■ **WORK TO BE COMPLETED**: Transcribe the material in full. Nothing should differ except that the pictures are left out.

■ **DATASET ENTRIES**:
((
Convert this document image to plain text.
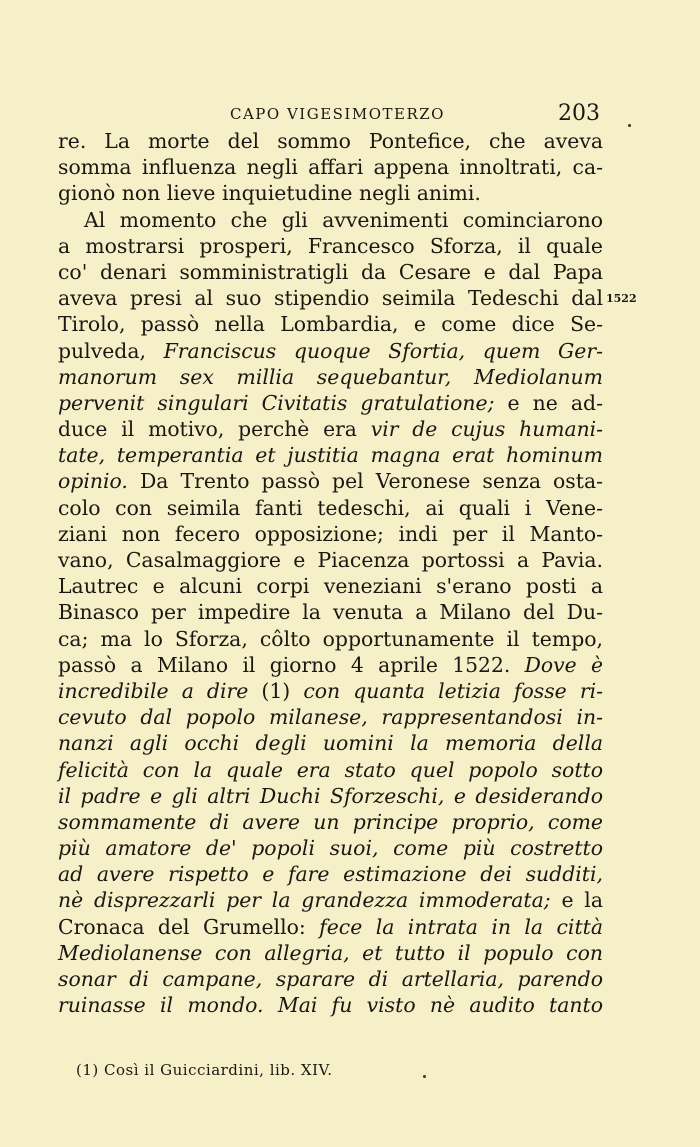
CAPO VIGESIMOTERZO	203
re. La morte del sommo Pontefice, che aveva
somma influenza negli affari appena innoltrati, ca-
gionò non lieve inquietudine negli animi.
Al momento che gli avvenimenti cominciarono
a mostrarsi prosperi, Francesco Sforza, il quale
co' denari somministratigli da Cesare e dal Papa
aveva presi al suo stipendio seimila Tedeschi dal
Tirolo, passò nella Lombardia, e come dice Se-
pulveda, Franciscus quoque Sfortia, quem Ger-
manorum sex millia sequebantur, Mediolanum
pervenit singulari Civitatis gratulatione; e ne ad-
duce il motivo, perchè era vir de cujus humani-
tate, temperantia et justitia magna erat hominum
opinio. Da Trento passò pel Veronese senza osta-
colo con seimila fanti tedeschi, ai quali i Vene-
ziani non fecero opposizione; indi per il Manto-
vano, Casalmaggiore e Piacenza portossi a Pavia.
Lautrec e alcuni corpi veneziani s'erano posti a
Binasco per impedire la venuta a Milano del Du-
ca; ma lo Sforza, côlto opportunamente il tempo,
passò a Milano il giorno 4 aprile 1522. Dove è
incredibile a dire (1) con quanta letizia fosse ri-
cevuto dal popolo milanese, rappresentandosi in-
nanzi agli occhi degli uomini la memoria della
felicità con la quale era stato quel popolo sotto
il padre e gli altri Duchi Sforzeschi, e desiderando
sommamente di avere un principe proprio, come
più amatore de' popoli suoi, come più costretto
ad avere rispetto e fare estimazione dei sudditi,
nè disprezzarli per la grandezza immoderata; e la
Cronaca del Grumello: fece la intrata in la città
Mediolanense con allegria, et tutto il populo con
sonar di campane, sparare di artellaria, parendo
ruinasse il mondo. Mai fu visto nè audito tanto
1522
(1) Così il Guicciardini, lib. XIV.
))
■ **RESULT OF THIS TASK**:
Convert this document image to plain text.
CAPO VIGESIMOTERZO	203
re. La morte del sommo Pontefice, che aveva
somma influenza negli affari appena innoltrati, ca-
gionò non lieve inquietudine negli animi.
Al momento che gli avvenimenti cominciarono
a mostrarsi prosperi, Francesco Sforza, il quale
co' denari somministratigli da Cesare e dal Papa
aveva presi al suo stipendio seimila Tedeschi dal
Tirolo, passò nella Lombardia, e come dice Se-
pulveda, Franciscus quoque Sfortia, quem Ger-
manorum sex millia sequebantur, Mediolanum
pervenit singulari Civitatis gratulatione; e ne ad-
duce il motivo, perchè era vir de cujus humani-
tate, temperantia et justitia magna erat hominum
opinio. Da Trento passò pel Veronese senza osta-
colo con seimila fanti tedeschi, ai quali i Vene-
ziani non fecero opposizione; indi per il Manto-
vano, Casalmaggiore e Piacenza portossi a Pavia.
Lautrec e alcuni corpi veneziani s'erano posti a
Binasco per impedire la venuta a Milano del Du-
ca; ma lo Sforza, côlto opportunamente il tempo,
passò a Milano il giorno 4 aprile 1522. Dove è
incredibile a dire (1) con quanta letizia fosse ri-
cevuto dal popolo milanese, rappresentandosi in-
nanzi agli occhi degli uomini la memoria della
felicità con la quale era stato quel popolo sotto
il padre e gli altri Duchi Sforzeschi, e desiderando
sommamente di avere un principe proprio, come
più amatore de' popoli suoi, come più costretto
ad avere rispetto e fare estimazione dei sudditi,
nè disprezzarli per la grandezza immoderata; e la
Cronaca del Grumello: fece la intrata in la città
Mediolanense con allegria, et tutto il populo con
sonar di campane, sparare di artellaria, parendo
ruinasse il mondo. Mai fu visto nè audito tanto
1522
(1) Così il Guicciardini, lib. XIV.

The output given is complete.